* [To do]: Write every entry out again exactly, please, and skip the pictures.

* [Dataset excerpts]:

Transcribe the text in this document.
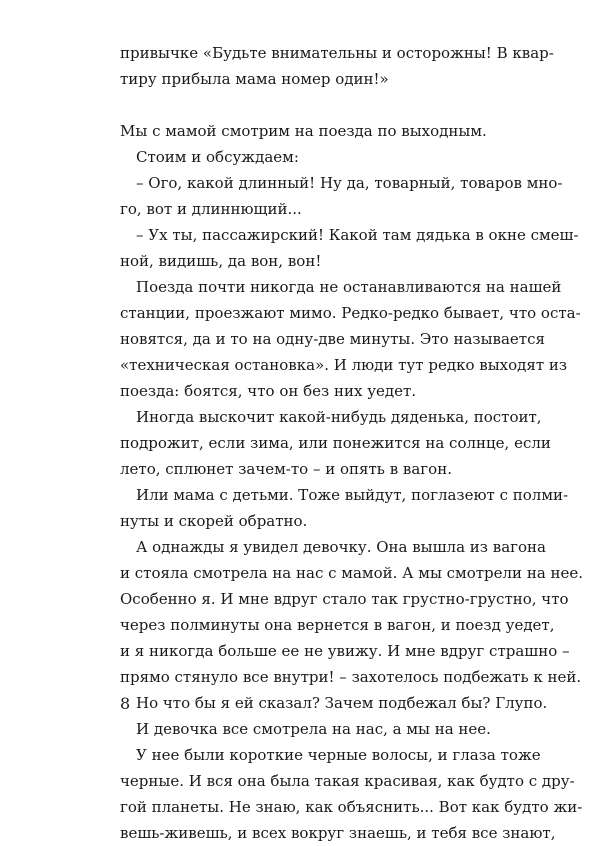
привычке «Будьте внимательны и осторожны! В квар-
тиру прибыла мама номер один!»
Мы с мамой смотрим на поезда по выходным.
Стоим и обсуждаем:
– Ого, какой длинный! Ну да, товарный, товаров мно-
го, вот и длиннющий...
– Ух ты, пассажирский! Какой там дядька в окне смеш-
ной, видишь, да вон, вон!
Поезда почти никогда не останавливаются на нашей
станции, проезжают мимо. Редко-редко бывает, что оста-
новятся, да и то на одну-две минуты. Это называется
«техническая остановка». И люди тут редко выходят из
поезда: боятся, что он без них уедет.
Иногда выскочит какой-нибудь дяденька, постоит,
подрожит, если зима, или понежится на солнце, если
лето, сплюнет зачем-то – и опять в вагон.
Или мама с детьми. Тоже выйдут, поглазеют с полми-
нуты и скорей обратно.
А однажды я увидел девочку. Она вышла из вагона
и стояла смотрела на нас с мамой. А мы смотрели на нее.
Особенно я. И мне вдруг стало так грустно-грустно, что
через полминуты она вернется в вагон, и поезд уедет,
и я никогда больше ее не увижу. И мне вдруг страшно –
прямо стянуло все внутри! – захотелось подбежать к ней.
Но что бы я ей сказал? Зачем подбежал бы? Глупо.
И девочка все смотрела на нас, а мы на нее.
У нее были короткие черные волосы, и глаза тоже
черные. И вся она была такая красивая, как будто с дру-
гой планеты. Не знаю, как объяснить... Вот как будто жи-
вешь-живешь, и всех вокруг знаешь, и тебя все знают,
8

* [Answer in full]:
Transcribe the text in this document.
привычке «Будьте внимательны и осторожны! В квар-
тиру прибыла мама номер один!»
Мы с мамой смотрим на поезда по выходным.
Стоим и обсуждаем:
– Ого, какой длинный! Ну да, товарный, товаров мно-
го, вот и длиннющий...
– Ух ты, пассажирский! Какой там дядька в окне смеш-
ной, видишь, да вон, вон!
Поезда почти никогда не останавливаются на нашей
станции, проезжают мимо. Редко-редко бывает, что оста-
новятся, да и то на одну-две минуты. Это называется
«техническая остановка». И люди тут редко выходят из
поезда: боятся, что он без них уедет.
Иногда выскочит какой-нибудь дяденька, постоит,
подрожит, если зима, или понежится на солнце, если
лето, сплюнет зачем-то – и опять в вагон.
Или мама с детьми. Тоже выйдут, поглазеют с полми-
нуты и скорей обратно.
А однажды я увидел девочку. Она вышла из вагона
и стояла смотрела на нас с мамой. А мы смотрели на нее.
Особенно я. И мне вдруг стало так грустно-грустно, что
через полминуты она вернется в вагон, и поезд уедет,
и я никогда больше ее не увижу. И мне вдруг страшно –
прямо стянуло все внутри! – захотелось подбежать к ней.
Но что бы я ей сказал? Зачем подбежал бы? Глупо.
И девочка все смотрела на нас, а мы на нее.
У нее были короткие черные волосы, и глаза тоже
черные. И вся она была такая красивая, как будто с дру-
гой планеты. Не знаю, как объяснить... Вот как будто жи-
вешь-живешь, и всех вокруг знаешь, и тебя все знают,
8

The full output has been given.